──────── Given entries ────────

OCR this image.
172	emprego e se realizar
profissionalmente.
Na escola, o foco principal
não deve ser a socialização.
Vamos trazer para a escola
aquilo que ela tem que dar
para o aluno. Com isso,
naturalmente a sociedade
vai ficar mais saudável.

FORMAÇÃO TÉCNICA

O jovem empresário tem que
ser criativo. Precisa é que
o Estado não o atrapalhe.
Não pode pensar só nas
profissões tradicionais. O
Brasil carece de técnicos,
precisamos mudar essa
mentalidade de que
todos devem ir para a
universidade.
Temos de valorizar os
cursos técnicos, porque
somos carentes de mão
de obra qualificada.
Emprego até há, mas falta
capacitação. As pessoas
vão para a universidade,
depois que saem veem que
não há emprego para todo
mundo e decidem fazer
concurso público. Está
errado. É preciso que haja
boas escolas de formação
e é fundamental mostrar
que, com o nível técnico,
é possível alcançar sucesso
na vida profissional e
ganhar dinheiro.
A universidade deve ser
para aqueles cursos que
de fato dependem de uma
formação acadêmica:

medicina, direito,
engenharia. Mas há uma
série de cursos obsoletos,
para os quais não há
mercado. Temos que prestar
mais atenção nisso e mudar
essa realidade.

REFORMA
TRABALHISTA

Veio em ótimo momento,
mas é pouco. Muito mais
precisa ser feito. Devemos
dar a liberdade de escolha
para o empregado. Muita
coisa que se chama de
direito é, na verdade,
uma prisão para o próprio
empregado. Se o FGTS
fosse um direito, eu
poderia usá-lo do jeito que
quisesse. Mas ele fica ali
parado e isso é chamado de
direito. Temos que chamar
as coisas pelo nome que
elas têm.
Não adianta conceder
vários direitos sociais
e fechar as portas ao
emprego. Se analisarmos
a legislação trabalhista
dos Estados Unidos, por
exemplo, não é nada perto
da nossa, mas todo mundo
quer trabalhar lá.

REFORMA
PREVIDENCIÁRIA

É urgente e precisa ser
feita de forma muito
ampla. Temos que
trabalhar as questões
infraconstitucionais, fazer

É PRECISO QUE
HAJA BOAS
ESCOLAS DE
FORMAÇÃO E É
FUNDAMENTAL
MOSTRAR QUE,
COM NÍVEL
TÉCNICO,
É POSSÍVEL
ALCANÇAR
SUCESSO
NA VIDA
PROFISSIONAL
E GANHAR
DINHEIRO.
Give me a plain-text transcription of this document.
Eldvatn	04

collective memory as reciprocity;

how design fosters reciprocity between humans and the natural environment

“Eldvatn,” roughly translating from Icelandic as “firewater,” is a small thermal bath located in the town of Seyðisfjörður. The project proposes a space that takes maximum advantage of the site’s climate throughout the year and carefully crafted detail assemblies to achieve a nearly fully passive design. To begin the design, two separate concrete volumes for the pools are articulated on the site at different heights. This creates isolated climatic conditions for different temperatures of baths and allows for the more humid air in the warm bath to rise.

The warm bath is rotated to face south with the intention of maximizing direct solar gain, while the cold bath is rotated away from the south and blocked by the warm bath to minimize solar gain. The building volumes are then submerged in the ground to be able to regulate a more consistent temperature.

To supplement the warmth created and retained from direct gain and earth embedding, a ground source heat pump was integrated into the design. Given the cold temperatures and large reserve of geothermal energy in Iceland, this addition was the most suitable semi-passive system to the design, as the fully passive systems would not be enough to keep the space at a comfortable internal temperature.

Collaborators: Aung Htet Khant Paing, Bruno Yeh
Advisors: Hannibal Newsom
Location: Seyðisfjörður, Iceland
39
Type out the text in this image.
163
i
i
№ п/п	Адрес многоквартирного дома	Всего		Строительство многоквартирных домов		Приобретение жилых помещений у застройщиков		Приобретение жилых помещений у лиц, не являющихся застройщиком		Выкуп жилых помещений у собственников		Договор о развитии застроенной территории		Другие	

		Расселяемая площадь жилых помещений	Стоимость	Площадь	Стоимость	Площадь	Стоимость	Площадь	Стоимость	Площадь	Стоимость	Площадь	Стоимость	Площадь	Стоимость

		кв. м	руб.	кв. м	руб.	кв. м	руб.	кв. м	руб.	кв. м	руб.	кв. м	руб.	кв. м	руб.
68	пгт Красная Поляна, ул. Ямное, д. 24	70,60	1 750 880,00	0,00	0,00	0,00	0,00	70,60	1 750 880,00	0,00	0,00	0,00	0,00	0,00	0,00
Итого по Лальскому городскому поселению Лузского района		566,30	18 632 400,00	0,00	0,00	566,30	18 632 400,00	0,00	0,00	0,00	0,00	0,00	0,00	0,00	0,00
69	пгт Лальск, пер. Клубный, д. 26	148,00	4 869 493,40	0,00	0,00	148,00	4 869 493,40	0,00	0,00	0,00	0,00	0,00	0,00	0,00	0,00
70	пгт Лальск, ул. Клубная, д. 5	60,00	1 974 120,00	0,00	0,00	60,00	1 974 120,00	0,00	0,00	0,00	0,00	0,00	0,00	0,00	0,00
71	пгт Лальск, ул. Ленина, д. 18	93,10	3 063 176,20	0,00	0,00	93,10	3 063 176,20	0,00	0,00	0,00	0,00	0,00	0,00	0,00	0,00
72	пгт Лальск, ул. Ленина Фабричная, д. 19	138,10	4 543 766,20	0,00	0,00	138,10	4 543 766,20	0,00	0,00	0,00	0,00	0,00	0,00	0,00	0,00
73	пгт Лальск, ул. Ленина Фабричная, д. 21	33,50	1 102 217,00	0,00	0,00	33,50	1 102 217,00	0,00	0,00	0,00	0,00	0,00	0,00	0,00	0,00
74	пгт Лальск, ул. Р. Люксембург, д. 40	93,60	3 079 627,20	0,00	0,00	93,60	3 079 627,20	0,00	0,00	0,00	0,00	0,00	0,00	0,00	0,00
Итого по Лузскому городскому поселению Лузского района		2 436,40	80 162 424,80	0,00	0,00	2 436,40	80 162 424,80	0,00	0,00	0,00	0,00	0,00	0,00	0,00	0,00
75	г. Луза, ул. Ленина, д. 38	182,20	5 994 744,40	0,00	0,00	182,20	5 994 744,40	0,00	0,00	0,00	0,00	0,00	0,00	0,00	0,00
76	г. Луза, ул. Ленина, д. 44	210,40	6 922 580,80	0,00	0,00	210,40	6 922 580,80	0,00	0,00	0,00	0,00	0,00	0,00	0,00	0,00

────────

Exercise requirements:
Which lines of the material contain the string "image"? List each of them.

Written response:
OCR this image.
Type out the text in this image.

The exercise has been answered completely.